## Exercise instructions
Write the records out again exactly, leaving no images in.

## Provided records
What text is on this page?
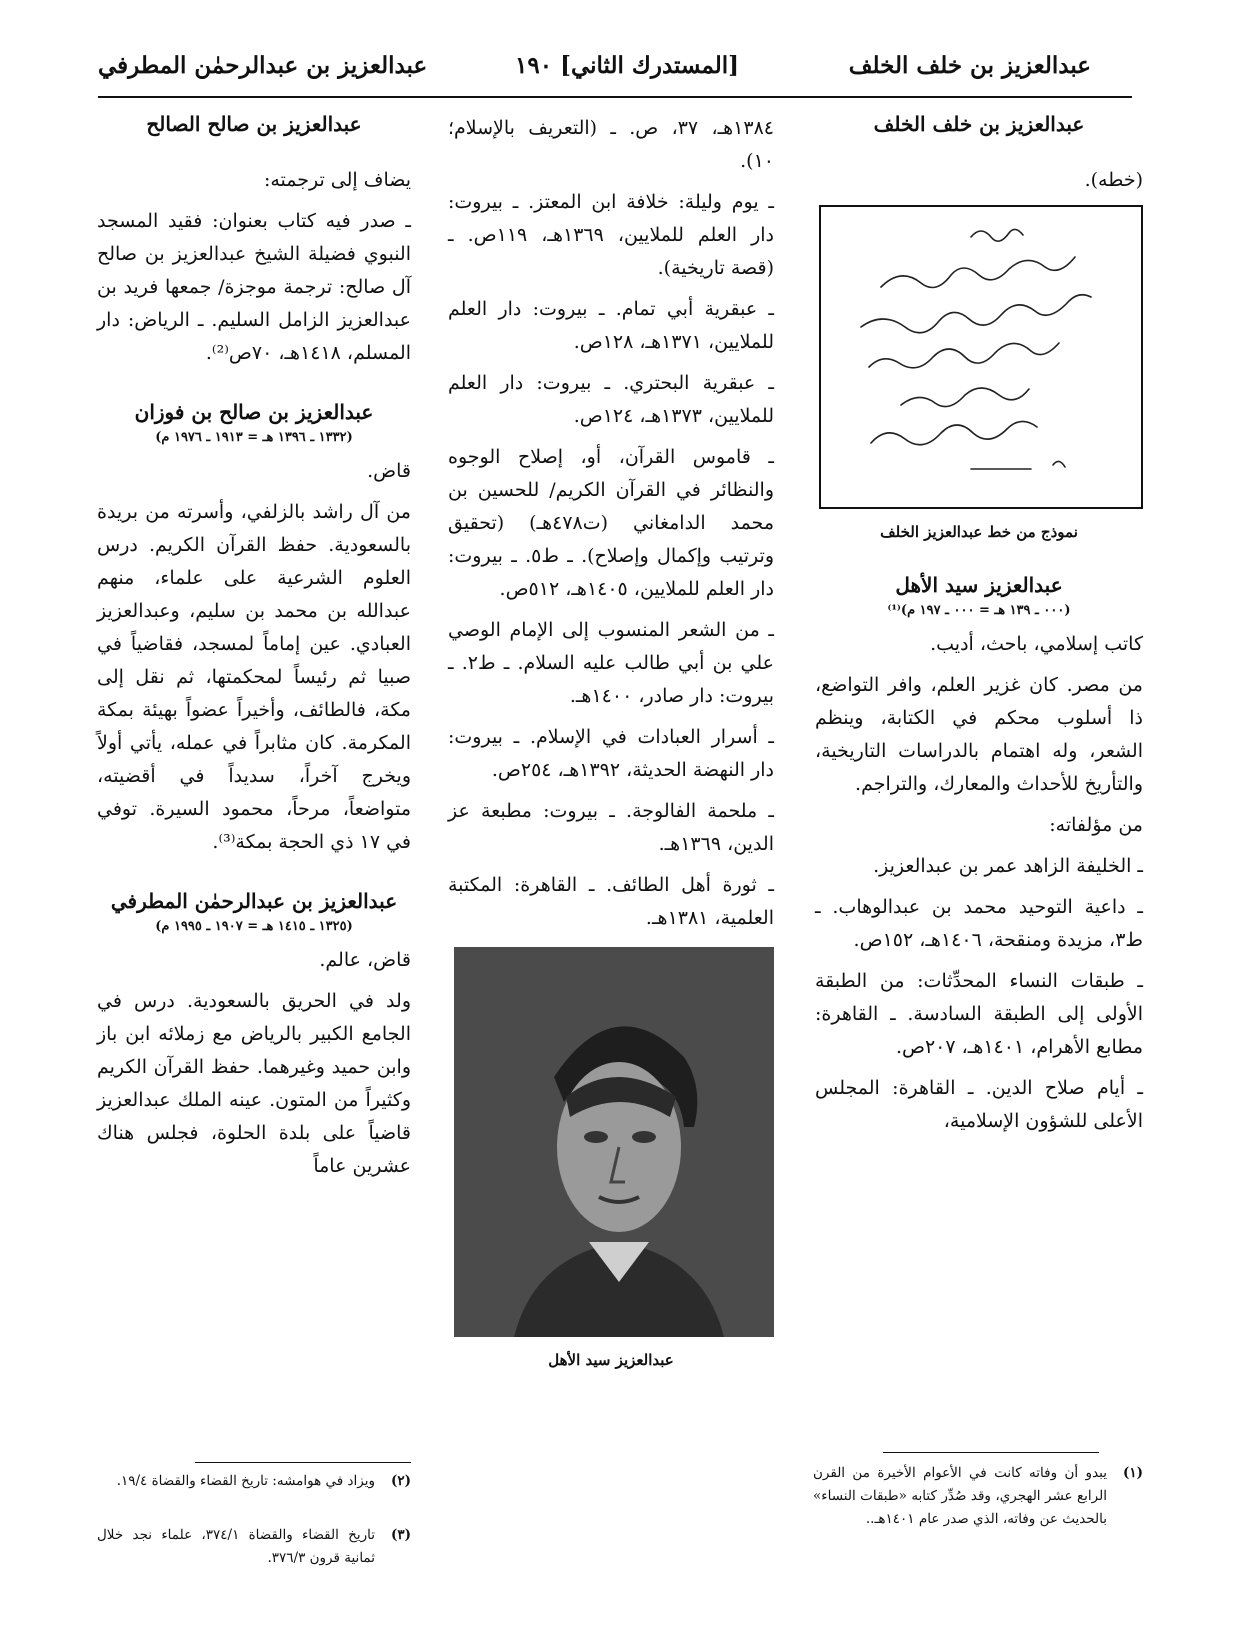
عبدالعزيز بن خلف الخلف
[المستدرك الثاني] ١٩٠
عبدالعزيز بن عبدالرحمٰن المطرفي
عبدالعزيز بن خلف الخلف
(خطه).
نموذج من خط عبدالعزيز الخلف
عبدالعزيز سيد الأهل
(٠٠٠ ـ ١٣٩ هـ = ٠٠٠ ـ ١٩٧ م)⁽¹⁾
كاتب إسلامي، باحث، أديب.
من مصر. كان غزير العلم، وافر التواضع، ذا أسلوب محكم في الكتابة، وينظم الشعر، وله اهتمام بالدراسات التاريخية، والتأريخ للأحداث والمعارك، والتراجم.
من مؤلفاته:
ـ الخليفة الزاهد عمر بن عبدالعزيز.
ـ داعية التوحيد محمد بن عبدالوهاب. ـ ط٣، مزيدة ومنقحة، ١٤٠٦هـ، ١٥٢ص.
ـ طبقات النساء المحدِّثات: من الطبقة الأولى إلى الطبقة السادسة. ـ القاهرة: مطابع الأهرام، ١٤٠١هـ، ٢٠٧ص.
ـ أيام صلاح الدين. ـ القاهرة: المجلس الأعلى للشؤون الإسلامية،
١٣٨٤هـ، ٣٧، ص. ـ (التعريف بالإسلام؛ ١٠).
ـ يوم وليلة: خلافة ابن المعتز. ـ بيروت: دار العلم للملايين، ١٣٦٩هـ، ١١٩ص. ـ (قصة تاريخية).
ـ عبقرية أبي تمام. ـ بيروت: دار العلم للملايين، ١٣٧١هـ، ١٢٨ص.
ـ عبقرية البحتري. ـ بيروت: دار العلم للملايين، ١٣٧٣هـ، ١٢٤ص.
ـ قاموس القرآن، أو، إصلاح الوجوه والنظائر في القرآن الكريم/ للحسين بن محمد الدامغاني (ت٤٧٨هـ) (تحقيق وترتيب وإكمال وإصلاح). ـ ط٥. ـ بيروت: دار العلم للملايين، ١٤٠٥هـ، ٥١٢ص.
ـ من الشعر المنسوب إلى الإمام الوصي علي بن أبي طالب عليه السلام. ـ ط٢. ـ بيروت: دار صادر، ١٤٠٠هـ.
ـ أسرار العبادات في الإسلام. ـ بيروت: دار النهضة الحديثة، ١٣٩٢هـ، ٢٥٤ص.
ـ ملحمة الفالوجة. ـ بيروت: مطبعة عز الدين، ١٣٦٩هـ.
ـ ثورة أهل الطائف. ـ القاهرة: المكتبة العلمية، ١٣٨١هـ.
عبدالعزيز سيد الأهل
عبدالعزيز بن صالح الصالح
يضاف إلى ترجمته:
ـ صدر فيه كتاب بعنوان: فقيد المسجد النبوي فضيلة الشيخ عبدالعزيز بن صالح آل صالح: ترجمة موجزة/ جمعها فريد بن عبدالعزيز الزامل السليم. ـ الرياض: دار المسلم، ١٤١٨هـ، ٧٠ص⁽²⁾.
عبدالعزيز بن صالح بن فوزان
(١٣٣٢ ـ ١٣٩٦ هـ = ١٩١٣ ـ ١٩٧٦ م)
قاض.
من آل راشد بالزلفي، وأسرته من بريدة بالسعودية. حفظ القرآن الكريم. درس العلوم الشرعية على علماء، منهم عبدالله بن محمد بن سليم، وعبدالعزيز العبادي. عين إماماً لمسجد، فقاضياً في صبيا ثم رئيساً لمحكمتها، ثم نقل إلى مكة، فالطائف، وأخيراً عضواً بهيئة بمكة المكرمة. كان مثابراً في عمله، يأتي أولاً ويخرج آخراً، سديداً في أقضيته، متواضعاً، مرحاً، محمود السيرة. توفي في ١٧ ذي الحجة بمكة⁽³⁾.
عبدالعزيز بن عبدالرحمٰن المطرفي
(١٣٢٥ ـ ١٤١٥ هـ = ١٩٠٧ ـ ١٩٩٥ م)
قاض، عالم.
ولد في الحريق بالسعودية. درس في الجامع الكبير بالرياض مع زملائه ابن باز وابن حميد وغيرهما. حفظ القرآن الكريم وكثيراً من المتون. عينه الملك عبدالعزيز قاضياً على بلدة الحلوة، فجلس هناك عشرين عاماً
(١)
يبدو أن وفاته كانت في الأعوام الأخيرة من القرن الرابع عشر الهجري، وقد صُدِّر كتابه «طبقات النساء» بالحديث عن وفاته، الذي صدر عام ١٤٠١هـ..
(٢)
ويزاد في هوامشه: تاريخ القضاء والقضاة ١٩/٤.
(٣)
تاريخ القضاء والقضاة ٣٧٤/١، علماء نجد خلال ثمانية قرون ٣٧٦/٣.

## Written reply
What text is on this page?
عبدالعزيز بن خلف الخلف
[المستدرك الثاني] ١٩٠
عبدالعزيز بن عبدالرحمٰن المطرفي
عبدالعزيز بن خلف الخلف
(خطه).
نموذج من خط عبدالعزيز الخلف
عبدالعزيز سيد الأهل
(٠٠٠ ـ ١٣٩ هـ = ٠٠٠ ـ ١٩٧ م)⁽¹⁾
كاتب إسلامي، باحث، أديب.
من مصر. كان غزير العلم، وافر التواضع، ذا أسلوب محكم في الكتابة، وينظم الشعر، وله اهتمام بالدراسات التاريخية، والتأريخ للأحداث والمعارك، والتراجم.
من مؤلفاته:
ـ الخليفة الزاهد عمر بن عبدالعزيز.
ـ داعية التوحيد محمد بن عبدالوهاب. ـ ط٣، مزيدة ومنقحة، ١٤٠٦هـ، ١٥٢ص.
ـ طبقات النساء المحدِّثات: من الطبقة الأولى إلى الطبقة السادسة. ـ القاهرة: مطابع الأهرام، ١٤٠١هـ، ٢٠٧ص.
ـ أيام صلاح الدين. ـ القاهرة: المجلس الأعلى للشؤون الإسلامية،
١٣٨٤هـ، ٣٧، ص. ـ (التعريف بالإسلام؛ ١٠).
ـ يوم وليلة: خلافة ابن المعتز. ـ بيروت: دار العلم للملايين، ١٣٦٩هـ، ١١٩ص. ـ (قصة تاريخية).
ـ عبقرية أبي تمام. ـ بيروت: دار العلم للملايين، ١٣٧١هـ، ١٢٨ص.
ـ عبقرية البحتري. ـ بيروت: دار العلم للملايين، ١٣٧٣هـ، ١٢٤ص.
ـ قاموس القرآن، أو، إصلاح الوجوه والنظائر في القرآن الكريم/ للحسين بن محمد الدامغاني (ت٤٧٨هـ) (تحقيق وترتيب وإكمال وإصلاح). ـ ط٥. ـ بيروت: دار العلم للملايين، ١٤٠٥هـ، ٥١٢ص.
ـ من الشعر المنسوب إلى الإمام الوصي علي بن أبي طالب عليه السلام. ـ ط٢. ـ بيروت: دار صادر، ١٤٠٠هـ.
ـ أسرار العبادات في الإسلام. ـ بيروت: دار النهضة الحديثة، ١٣٩٢هـ، ٢٥٤ص.
ـ ملحمة الفالوجة. ـ بيروت: مطبعة عز الدين، ١٣٦٩هـ.
ـ ثورة أهل الطائف. ـ القاهرة: المكتبة العلمية، ١٣٨١هـ.
عبدالعزيز سيد الأهل
عبدالعزيز بن صالح الصالح
يضاف إلى ترجمته:
ـ صدر فيه كتاب بعنوان: فقيد المسجد النبوي فضيلة الشيخ عبدالعزيز بن صالح آل صالح: ترجمة موجزة/ جمعها فريد بن عبدالعزيز الزامل السليم. ـ الرياض: دار المسلم، ١٤١٨هـ، ٧٠ص⁽²⁾.
عبدالعزيز بن صالح بن فوزان
(١٣٣٢ ـ ١٣٩٦ هـ = ١٩١٣ ـ ١٩٧٦ م)
قاض.
من آل راشد بالزلفي، وأسرته من بريدة بالسعودية. حفظ القرآن الكريم. درس العلوم الشرعية على علماء، منهم عبدالله بن محمد بن سليم، وعبدالعزيز العبادي. عين إماماً لمسجد، فقاضياً في صبيا ثم رئيساً لمحكمتها، ثم نقل إلى مكة، فالطائف، وأخيراً عضواً بهيئة بمكة المكرمة. كان مثابراً في عمله، يأتي أولاً ويخرج آخراً، سديداً في أقضيته، متواضعاً، مرحاً، محمود السيرة. توفي في ١٧ ذي الحجة بمكة⁽³⁾.
عبدالعزيز بن عبدالرحمٰن المطرفي
(١٣٢٥ ـ ١٤١٥ هـ = ١٩٠٧ ـ ١٩٩٥ م)
قاض، عالم.
ولد في الحريق بالسعودية. درس في الجامع الكبير بالرياض مع زملائه ابن باز وابن حميد وغيرهما. حفظ القرآن الكريم وكثيراً من المتون. عينه الملك عبدالعزيز قاضياً على بلدة الحلوة، فجلس هناك عشرين عاماً
(١)
يبدو أن وفاته كانت في الأعوام الأخيرة من القرن الرابع عشر الهجري، وقد صُدِّر كتابه «طبقات النساء» بالحديث عن وفاته، الذي صدر عام ١٤٠١هـ..
(٢)
ويزاد في هوامشه: تاريخ القضاء والقضاة ١٩/٤.
(٣)
تاريخ القضاء والقضاة ٣٧٤/١، علماء نجد خلال ثمانية قرون ٣٧٦/٣.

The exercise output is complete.